◆ WORK TO DO
Copy the rows below word for word, starting at the first row and stopping after the row that contains "y-tick-label: 16000 bbox=[57, 596, 89, 607]".

[Dataset excerpt]
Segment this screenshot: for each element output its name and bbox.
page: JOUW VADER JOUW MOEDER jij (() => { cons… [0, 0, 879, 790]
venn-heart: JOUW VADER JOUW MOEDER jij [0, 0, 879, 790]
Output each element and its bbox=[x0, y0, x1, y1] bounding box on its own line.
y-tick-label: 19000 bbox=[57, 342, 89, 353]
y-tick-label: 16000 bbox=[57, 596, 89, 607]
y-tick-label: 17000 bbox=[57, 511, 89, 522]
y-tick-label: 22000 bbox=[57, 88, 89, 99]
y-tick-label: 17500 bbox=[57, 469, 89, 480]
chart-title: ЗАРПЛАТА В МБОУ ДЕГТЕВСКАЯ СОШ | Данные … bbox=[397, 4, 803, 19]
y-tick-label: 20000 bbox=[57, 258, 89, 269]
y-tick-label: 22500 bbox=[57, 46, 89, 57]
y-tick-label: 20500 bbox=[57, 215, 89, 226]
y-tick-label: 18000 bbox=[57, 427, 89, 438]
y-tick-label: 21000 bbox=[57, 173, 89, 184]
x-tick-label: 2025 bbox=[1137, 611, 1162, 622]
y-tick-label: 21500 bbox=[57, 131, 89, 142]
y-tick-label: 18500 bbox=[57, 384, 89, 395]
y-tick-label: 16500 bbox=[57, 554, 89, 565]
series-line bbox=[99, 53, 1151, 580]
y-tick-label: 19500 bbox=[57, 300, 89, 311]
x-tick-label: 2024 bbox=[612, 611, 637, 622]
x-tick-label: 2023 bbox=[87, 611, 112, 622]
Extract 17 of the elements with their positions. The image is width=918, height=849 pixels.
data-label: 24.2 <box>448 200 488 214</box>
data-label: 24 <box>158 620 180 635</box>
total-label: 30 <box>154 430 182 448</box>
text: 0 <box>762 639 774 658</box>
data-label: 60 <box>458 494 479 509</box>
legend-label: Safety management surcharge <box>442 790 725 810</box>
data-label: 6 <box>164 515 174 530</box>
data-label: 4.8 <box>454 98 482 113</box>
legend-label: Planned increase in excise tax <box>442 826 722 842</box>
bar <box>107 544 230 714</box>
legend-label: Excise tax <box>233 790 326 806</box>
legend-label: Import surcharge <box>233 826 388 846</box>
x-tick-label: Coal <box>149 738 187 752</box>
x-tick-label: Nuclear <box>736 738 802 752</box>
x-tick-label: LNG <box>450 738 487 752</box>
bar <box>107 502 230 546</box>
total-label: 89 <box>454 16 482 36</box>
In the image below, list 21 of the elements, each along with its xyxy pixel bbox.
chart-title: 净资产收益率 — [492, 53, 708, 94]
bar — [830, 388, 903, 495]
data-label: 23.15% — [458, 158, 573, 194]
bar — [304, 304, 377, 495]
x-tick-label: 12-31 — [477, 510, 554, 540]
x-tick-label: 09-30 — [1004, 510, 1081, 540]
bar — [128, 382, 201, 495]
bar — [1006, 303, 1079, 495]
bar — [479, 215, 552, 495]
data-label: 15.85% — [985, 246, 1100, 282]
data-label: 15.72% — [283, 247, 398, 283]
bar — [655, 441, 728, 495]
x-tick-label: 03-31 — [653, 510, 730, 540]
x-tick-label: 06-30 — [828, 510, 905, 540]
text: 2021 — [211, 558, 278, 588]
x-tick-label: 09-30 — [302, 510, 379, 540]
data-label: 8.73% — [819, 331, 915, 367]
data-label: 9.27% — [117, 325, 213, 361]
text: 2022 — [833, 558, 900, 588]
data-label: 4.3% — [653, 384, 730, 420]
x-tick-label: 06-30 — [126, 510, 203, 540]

◆ RESULT OF THE EXERCISE
Segment this screenshot: for each element output its name and bbox.
page: JOUW VADER JOUW MOEDER jij (() => { cons… [0, 0, 879, 790]
venn-heart: JOUW VADER JOUW MOEDER jij [0, 0, 879, 790]
Output each element and its bbox=[x0, y0, x1, y1] bounding box on its own line.
y-tick-label: 19000 bbox=[57, 342, 89, 353]
y-tick-label: 16000 bbox=[57, 596, 89, 607]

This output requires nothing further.